**Provided data**
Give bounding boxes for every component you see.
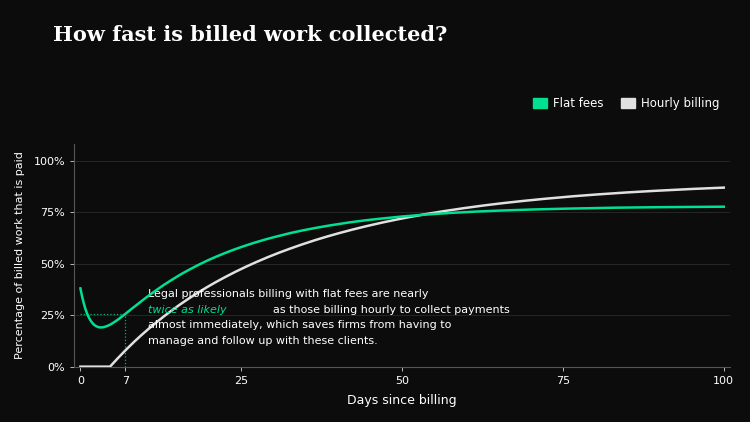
Text: twice as likely: twice as likely <box>148 305 226 315</box>
Text: almost immediately, which saves firms from having to: almost immediately, which saves firms fr… <box>148 320 452 330</box>
Y-axis label: Percentage of billed work that is paid: Percentage of billed work that is paid <box>15 151 25 360</box>
Text: as those billing hourly to collect payments: as those billing hourly to collect payme… <box>274 305 510 315</box>
Text: Legal professionals billing with flat fees are nearly: Legal professionals billing with flat fe… <box>148 289 428 300</box>
Legend: Flat fees, Hourly billing: Flat fees, Hourly billing <box>528 92 724 115</box>
X-axis label: Days since billing: Days since billing <box>347 394 457 407</box>
Text: manage and follow up with these clients.: manage and follow up with these clients. <box>148 336 378 346</box>
Text: How fast is billed work collected?: How fast is billed work collected? <box>53 25 447 45</box>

**Do this**
Print every line of the items above verbatim, omitting the pictures.

**Reply to the task**
Give bounding boxes for every component you see.
Text: twice as likely: twice as likely <box>148 305 226 315</box>
Text: almost immediately, which saves firms from having to: almost immediately, which saves firms fr… <box>148 320 452 330</box>
Y-axis label: Percentage of billed work that is paid: Percentage of billed work that is paid <box>15 151 25 360</box>
Text: as those billing hourly to collect payments: as those billing hourly to collect payme… <box>274 305 510 315</box>
Text: Legal professionals billing with flat fees are nearly: Legal professionals billing with flat fe… <box>148 289 428 300</box>
Legend: Flat fees, Hourly billing: Flat fees, Hourly billing <box>528 92 724 115</box>
X-axis label: Days since billing: Days since billing <box>347 394 457 407</box>
Text: manage and follow up with these clients.: manage and follow up with these clients. <box>148 336 378 346</box>
Text: How fast is billed work collected?: How fast is billed work collected? <box>53 25 447 45</box>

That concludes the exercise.